Prompt
Copy every record below, exactly as written.

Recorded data
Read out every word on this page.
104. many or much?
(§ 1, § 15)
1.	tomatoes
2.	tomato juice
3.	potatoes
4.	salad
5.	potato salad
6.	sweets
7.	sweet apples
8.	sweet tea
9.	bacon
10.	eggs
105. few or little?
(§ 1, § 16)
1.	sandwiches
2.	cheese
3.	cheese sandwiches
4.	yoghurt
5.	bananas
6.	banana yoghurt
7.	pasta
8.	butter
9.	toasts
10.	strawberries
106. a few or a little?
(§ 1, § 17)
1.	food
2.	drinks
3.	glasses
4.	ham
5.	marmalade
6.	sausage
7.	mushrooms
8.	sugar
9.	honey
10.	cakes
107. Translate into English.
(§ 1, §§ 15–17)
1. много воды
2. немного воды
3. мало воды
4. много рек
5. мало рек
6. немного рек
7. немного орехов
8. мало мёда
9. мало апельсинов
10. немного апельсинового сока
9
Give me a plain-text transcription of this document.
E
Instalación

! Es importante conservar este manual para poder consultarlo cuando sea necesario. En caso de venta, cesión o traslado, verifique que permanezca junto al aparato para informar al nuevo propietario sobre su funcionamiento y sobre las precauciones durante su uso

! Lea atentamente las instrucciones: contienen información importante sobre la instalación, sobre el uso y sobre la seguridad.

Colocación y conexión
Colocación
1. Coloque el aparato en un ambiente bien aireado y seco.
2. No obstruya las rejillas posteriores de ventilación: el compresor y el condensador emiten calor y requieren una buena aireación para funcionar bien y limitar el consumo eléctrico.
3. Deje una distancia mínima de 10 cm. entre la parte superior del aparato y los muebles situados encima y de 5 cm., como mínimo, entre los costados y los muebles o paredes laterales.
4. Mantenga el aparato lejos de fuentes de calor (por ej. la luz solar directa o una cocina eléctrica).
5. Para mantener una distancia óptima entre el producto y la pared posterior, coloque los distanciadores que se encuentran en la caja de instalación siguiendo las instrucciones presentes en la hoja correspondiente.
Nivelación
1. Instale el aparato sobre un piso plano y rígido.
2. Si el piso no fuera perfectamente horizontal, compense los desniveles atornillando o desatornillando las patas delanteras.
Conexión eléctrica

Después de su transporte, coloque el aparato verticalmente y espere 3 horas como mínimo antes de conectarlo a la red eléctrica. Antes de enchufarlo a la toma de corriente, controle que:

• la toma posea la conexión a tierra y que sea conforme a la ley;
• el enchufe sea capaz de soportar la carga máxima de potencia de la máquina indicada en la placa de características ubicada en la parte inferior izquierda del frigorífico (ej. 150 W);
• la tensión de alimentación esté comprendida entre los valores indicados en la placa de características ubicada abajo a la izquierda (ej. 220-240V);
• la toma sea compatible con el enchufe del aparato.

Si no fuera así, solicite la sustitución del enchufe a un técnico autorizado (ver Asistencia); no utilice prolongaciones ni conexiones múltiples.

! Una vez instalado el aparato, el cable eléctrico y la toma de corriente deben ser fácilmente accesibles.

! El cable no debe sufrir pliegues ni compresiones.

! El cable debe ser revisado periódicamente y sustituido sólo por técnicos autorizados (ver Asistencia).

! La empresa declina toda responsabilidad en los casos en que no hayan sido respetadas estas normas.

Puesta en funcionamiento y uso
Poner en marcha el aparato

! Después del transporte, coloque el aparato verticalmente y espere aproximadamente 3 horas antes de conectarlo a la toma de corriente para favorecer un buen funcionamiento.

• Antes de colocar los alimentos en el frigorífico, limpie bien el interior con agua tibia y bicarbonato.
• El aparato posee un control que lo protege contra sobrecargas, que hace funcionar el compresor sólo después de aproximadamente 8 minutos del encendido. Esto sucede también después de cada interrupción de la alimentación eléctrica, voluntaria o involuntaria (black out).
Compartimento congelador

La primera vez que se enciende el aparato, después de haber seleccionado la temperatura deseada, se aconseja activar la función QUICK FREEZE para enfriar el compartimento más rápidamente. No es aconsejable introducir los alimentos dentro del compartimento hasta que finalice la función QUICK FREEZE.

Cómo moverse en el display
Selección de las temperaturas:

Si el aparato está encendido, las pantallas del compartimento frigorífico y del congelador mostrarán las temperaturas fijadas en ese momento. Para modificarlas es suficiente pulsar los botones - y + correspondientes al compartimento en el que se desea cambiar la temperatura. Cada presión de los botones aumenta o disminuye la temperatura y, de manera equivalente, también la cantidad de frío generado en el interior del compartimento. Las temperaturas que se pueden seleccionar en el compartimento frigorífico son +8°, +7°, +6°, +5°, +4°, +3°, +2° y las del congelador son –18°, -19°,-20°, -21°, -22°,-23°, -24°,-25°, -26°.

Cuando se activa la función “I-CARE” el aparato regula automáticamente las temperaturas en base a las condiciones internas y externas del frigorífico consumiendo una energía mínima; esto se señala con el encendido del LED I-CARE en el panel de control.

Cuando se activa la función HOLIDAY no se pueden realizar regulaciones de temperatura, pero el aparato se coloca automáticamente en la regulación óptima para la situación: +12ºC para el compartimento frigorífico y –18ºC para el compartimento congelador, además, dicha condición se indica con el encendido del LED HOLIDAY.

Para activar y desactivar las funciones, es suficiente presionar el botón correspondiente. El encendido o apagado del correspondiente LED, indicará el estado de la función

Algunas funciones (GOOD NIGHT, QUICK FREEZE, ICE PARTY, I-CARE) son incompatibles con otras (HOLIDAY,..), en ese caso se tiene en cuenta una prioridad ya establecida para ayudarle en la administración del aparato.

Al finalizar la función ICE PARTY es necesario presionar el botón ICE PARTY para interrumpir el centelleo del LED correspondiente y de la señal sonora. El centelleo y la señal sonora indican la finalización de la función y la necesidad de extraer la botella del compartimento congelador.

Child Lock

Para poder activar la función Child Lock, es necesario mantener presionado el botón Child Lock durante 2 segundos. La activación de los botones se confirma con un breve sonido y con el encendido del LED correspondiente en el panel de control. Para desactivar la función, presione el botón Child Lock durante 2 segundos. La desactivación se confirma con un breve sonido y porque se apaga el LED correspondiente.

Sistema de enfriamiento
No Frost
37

Correct output
Read out every word on this page.
104. many or much?
(§ 1, § 15)
1.	tomatoes
2.	tomato juice
3.	potatoes
4.	salad
5.	potato salad
6.	sweets
7.	sweet apples
8.	sweet tea
9.	bacon
10.	eggs
105. few or little?
(§ 1, § 16)
1.	sandwiches
2.	cheese
3.	cheese sandwiches
4.	yoghurt
5.	bananas
6.	banana yoghurt
7.	pasta
8.	butter
9.	toasts
10.	strawberries
106. a few or a little?
(§ 1, § 17)
1.	food
2.	drinks
3.	glasses
4.	ham
5.	marmalade
6.	sausage
7.	mushrooms
8.	sugar
9.	honey
10.	cakes
107. Translate into English.
(§ 1, §§ 15–17)
1. много воды
2. немного воды
3. мало воды
4. много рек
5. мало рек
6. немного рек
7. немного орехов
8. мало мёда
9. мало апельсинов
10. немного апельсинового сока
9
Give me a plain-text transcription of this document.
E
Instalación

! Es importante conservar este manual para poder consultarlo cuando sea necesario. En caso de venta, cesión o traslado, verifique que permanezca junto al aparato para informar al nuevo propietario sobre su funcionamiento y sobre las precauciones durante su uso

! Lea atentamente las instrucciones: contienen información importante sobre la instalación, sobre el uso y sobre la seguridad.

Colocación y conexión
Colocación
1. Coloque el aparato en un ambiente bien aireado y seco.
2. No obstruya las rejillas posteriores de ventilación: el compresor y el condensador emiten calor y requieren una buena aireación para funcionar bien y limitar el consumo eléctrico.
3. Deje una distancia mínima de 10 cm. entre la parte superior del aparato y los muebles situados encima y de 5 cm., como mínimo, entre los costados y los muebles o paredes laterales.
4. Mantenga el aparato lejos de fuentes de calor (por ej. la luz solar directa o una cocina eléctrica).
5. Para mantener una distancia óptima entre el producto y la pared posterior, coloque los distanciadores que se encuentran en la caja de instalación siguiendo las instrucciones presentes en la hoja correspondiente.
Nivelación
1. Instale el aparato sobre un piso plano y rígido.
2. Si el piso no fuera perfectamente horizontal, compense los desniveles atornillando o desatornillando las patas delanteras.
Conexión eléctrica

Después de su transporte, coloque el aparato verticalmente y espere 3 horas como mínimo antes de conectarlo a la red eléctrica. Antes de enchufarlo a la toma de corriente, controle que:

• la toma posea la conexión a tierra y que sea conforme a la ley;
• el enchufe sea capaz de soportar la carga máxima de potencia de la máquina indicada en la placa de características ubicada en la parte inferior izquierda del frigorífico (ej. 150 W);
• la tensión de alimentación esté comprendida entre los valores indicados en la placa de características ubicada abajo a la izquierda (ej. 220-240V);
• la toma sea compatible con el enchufe del aparato.

Si no fuera así, solicite la sustitución del enchufe a un técnico autorizado (ver Asistencia); no utilice prolongaciones ni conexiones múltiples.

! Una vez instalado el aparato, el cable eléctrico y la toma de corriente deben ser fácilmente accesibles.

! El cable no debe sufrir pliegues ni compresiones.

! El cable debe ser revisado periódicamente y sustituido sólo por técnicos autorizados (ver Asistencia).

! La empresa declina toda responsabilidad en los casos en que no hayan sido respetadas estas normas.

Puesta en funcionamiento y uso
Poner en marcha el aparato

! Después del transporte, coloque el aparato verticalmente y espere aproximadamente 3 horas antes de conectarlo a la toma de corriente para favorecer un buen funcionamiento.

• Antes de colocar los alimentos en el frigorífico, limpie bien el interior con agua tibia y bicarbonato.
• El aparato posee un control que lo protege contra sobrecargas, que hace funcionar el compresor sólo después de aproximadamente 8 minutos del encendido. Esto sucede también después de cada interrupción de la alimentación eléctrica, voluntaria o involuntaria (black out).
Compartimento congelador

La primera vez que se enciende el aparato, después de haber seleccionado la temperatura deseada, se aconseja activar la función QUICK FREEZE para enfriar el compartimento más rápidamente. No es aconsejable introducir los alimentos dentro del compartimento hasta que finalice la función QUICK FREEZE.

Cómo moverse en el display
Selección de las temperaturas:

Si el aparato está encendido, las pantallas del compartimento frigorífico y del congelador mostrarán las temperaturas fijadas en ese momento. Para modificarlas es suficiente pulsar los botones - y + correspondientes al compartimento en el que se desea cambiar la temperatura. Cada presión de los botones aumenta o disminuye la temperatura y, de manera equivalente, también la cantidad de frío generado en el interior del compartimento. Las temperaturas que se pueden seleccionar en el compartimento frigorífico son +8°, +7°, +6°, +5°, +4°, +3°, +2° y las del congelador son –18°, -19°,-20°, -21°, -22°,-23°, -24°,-25°, -26°.

Cuando se activa la función “I-CARE” el aparato regula automáticamente las temperaturas en base a las condiciones internas y externas del frigorífico consumiendo una energía mínima; esto se señala con el encendido del LED I-CARE en el panel de control.

Cuando se activa la función HOLIDAY no se pueden realizar regulaciones de temperatura, pero el aparato se coloca automáticamente en la regulación óptima para la situación: +12ºC para el compartimento frigorífico y –18ºC para el compartimento congelador, además, dicha condición se indica con el encendido del LED HOLIDAY.

Para activar y desactivar las funciones, es suficiente presionar el botón correspondiente. El encendido o apagado del correspondiente LED, indicará el estado de la función

Algunas funciones (GOOD NIGHT, QUICK FREEZE, ICE PARTY, I-CARE) son incompatibles con otras (HOLIDAY,..), en ese caso se tiene en cuenta una prioridad ya establecida para ayudarle en la administración del aparato.

Al finalizar la función ICE PARTY es necesario presionar el botón ICE PARTY para interrumpir el centelleo del LED correspondiente y de la señal sonora. El centelleo y la señal sonora indican la finalización de la función y la necesidad de extraer la botella del compartimento congelador.

Child Lock

Para poder activar la función Child Lock, es necesario mantener presionado el botón Child Lock durante 2 segundos. La activación de los botones se confirma con un breve sonido y con el encendido del LED correspondiente en el panel de control. Para desactivar la función, presione el botón Child Lock durante 2 segundos. La desactivación se confirma con un breve sonido y porque se apaga el LED correspondiente.

Sistema de enfriamiento
No Frost
37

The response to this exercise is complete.